DESCRIPTION OF THE TASK:
Rewrite each of the records below as a numbered list with one item per line, omitting any blank lines.
## begin
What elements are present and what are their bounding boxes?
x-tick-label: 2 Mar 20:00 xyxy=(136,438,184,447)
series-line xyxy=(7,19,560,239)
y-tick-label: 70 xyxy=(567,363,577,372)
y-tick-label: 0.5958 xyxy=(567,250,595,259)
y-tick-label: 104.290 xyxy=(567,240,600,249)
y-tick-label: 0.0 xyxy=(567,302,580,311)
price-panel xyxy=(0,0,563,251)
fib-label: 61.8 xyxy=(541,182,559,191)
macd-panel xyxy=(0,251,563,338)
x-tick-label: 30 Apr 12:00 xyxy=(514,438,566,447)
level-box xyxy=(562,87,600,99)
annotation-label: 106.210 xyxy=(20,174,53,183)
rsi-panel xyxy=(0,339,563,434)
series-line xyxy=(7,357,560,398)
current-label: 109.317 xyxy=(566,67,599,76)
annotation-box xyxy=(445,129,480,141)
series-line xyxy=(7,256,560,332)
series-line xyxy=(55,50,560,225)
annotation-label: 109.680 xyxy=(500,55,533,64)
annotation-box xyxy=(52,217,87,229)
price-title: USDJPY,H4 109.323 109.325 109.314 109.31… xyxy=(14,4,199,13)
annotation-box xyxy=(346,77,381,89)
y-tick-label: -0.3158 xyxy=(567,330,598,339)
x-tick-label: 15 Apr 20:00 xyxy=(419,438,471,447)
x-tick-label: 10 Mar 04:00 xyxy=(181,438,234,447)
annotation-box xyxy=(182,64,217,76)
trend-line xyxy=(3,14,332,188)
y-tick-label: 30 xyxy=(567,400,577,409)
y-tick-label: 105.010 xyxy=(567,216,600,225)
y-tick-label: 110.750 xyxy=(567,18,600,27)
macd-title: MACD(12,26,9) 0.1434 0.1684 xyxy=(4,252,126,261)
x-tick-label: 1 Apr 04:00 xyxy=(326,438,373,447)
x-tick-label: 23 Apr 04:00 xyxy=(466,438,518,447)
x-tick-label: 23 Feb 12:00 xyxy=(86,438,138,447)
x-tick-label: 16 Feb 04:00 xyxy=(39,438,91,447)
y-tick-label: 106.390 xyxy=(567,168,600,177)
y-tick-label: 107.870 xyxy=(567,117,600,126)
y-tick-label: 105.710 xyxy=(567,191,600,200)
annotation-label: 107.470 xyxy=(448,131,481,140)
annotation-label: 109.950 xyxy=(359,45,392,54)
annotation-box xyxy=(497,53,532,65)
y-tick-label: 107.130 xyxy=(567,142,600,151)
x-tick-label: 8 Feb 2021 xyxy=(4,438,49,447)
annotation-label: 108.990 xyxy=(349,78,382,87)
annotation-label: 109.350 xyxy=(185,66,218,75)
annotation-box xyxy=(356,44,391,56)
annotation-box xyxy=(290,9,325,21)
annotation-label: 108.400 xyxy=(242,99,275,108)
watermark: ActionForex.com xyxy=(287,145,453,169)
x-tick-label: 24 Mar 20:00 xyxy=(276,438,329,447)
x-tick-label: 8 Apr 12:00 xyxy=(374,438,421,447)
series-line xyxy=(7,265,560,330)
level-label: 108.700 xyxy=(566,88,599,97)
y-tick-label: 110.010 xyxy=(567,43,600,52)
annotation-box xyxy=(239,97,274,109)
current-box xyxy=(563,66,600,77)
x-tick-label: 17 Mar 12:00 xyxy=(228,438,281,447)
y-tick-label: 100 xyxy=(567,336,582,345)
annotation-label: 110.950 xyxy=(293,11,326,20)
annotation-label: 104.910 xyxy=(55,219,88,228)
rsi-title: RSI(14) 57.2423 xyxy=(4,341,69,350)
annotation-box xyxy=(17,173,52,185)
## end
ANSWER TO THIS TASK:
1. What elements are present and what are their bounding boxes?
2. x-tick-label: 2 Mar 20:00 xyxy=(136,438,184,447)
3. series-line xyxy=(7,19,560,239)
4. y-tick-label: 70 xyxy=(567,363,577,372)
5. y-tick-label: 0.5958 xyxy=(567,250,595,259)
6. y-tick-label: 104.290 xyxy=(567,240,600,249)
7. y-tick-label: 0.0 xyxy=(567,302,580,311)
8. price-panel xyxy=(0,0,563,251)
9. fib-label: 61.8 xyxy=(541,182,559,191)
10. macd-panel xyxy=(0,251,563,338)
11. x-tick-label: 30 Apr 12:00 xyxy=(514,438,566,447)
12. level-box xyxy=(562,87,600,99)
13. annotation-label: 106.210 xyxy=(20,174,53,183)
14. rsi-panel xyxy=(0,339,563,434)
15. series-line xyxy=(7,357,560,398)
16. current-label: 109.317 xyxy=(566,67,599,76)
17. annotation-box xyxy=(445,129,480,141)
18. series-line xyxy=(7,256,560,332)
19. series-line xyxy=(55,50,560,225)
20. annotation-label: 109.680 xyxy=(500,55,533,64)
21. annotation-box xyxy=(52,217,87,229)
22. price-title: USDJPY,H4 109.323 109.325 109.314 109.31… xyxy=(14,4,199,13)
23. annotation-box xyxy=(346,77,381,89)
24. y-tick-label: -0.3158 xyxy=(567,330,598,339)
25. x-tick-label: 15 Apr 20:00 xyxy=(419,438,471,447)
26. x-tick-label: 10 Mar 04:00 xyxy=(181,438,234,447)
27. annotation-box xyxy=(182,64,217,76)
28. trend-line xyxy=(3,14,332,188)
29. y-tick-label: 30 xyxy=(567,400,577,409)
30. y-tick-label: 105.010 xyxy=(567,216,600,225)
31. y-tick-label: 110.750 xyxy=(567,18,600,27)
32. macd-title: MACD(12,26,9) 0.1434 0.1684 xyxy=(4,252,126,261)
33. x-tick-label: 1 Apr 04:00 xyxy=(326,438,373,447)
34. x-tick-label: 23 Apr 04:00 xyxy=(466,438,518,447)
35. x-tick-label: 23 Feb 12:00 xyxy=(86,438,138,447)
36. x-tick-label: 16 Feb 04:00 xyxy=(39,438,91,447)
37. y-tick-label: 106.390 xyxy=(567,168,600,177)
38. y-tick-label: 107.870 xyxy=(567,117,600,126)
39. y-tick-label: 105.710 xyxy=(567,191,600,200)
40. annotation-label: 107.470 xyxy=(448,131,481,140)
41. annotation-label: 109.950 xyxy=(359,45,392,54)
42. annotation-box xyxy=(497,53,532,65)
43. y-tick-label: 107.130 xyxy=(567,142,600,151)
44. x-tick-label: 8 Feb 2021 xyxy=(4,438,49,447)
45. annotation-label: 108.990 xyxy=(349,78,382,87)
46. annotation-label: 109.350 xyxy=(185,66,218,75)
47. annotation-box xyxy=(356,44,391,56)
48. annotation-box xyxy=(290,9,325,21)
49. annotation-label: 108.400 xyxy=(242,99,275,108)
50. watermark: ActionForex.com xyxy=(287,145,453,169)
51. x-tick-label: 24 Mar 20:00 xyxy=(276,438,329,447)
52. x-tick-label: 8 Apr 12:00 xyxy=(374,438,421,447)
53. series-line xyxy=(7,265,560,330)
54. level-label: 108.700 xyxy=(566,88,599,97)
55. y-tick-label: 110.010 xyxy=(567,43,600,52)
56. annotation-box xyxy=(239,97,274,109)
57. current-box xyxy=(563,66,600,77)
58. x-tick-label: 17 Mar 12:00 xyxy=(228,438,281,447)
59. y-tick-label: 100 xyxy=(567,336,582,345)
60. annotation-label: 110.950 xyxy=(293,11,326,20)
61. annotation-label: 104.910 xyxy=(55,219,88,228)
62. rsi-title: RSI(14) 57.2423 xyxy=(4,341,69,350)
63. annotation-box xyxy=(17,173,52,185)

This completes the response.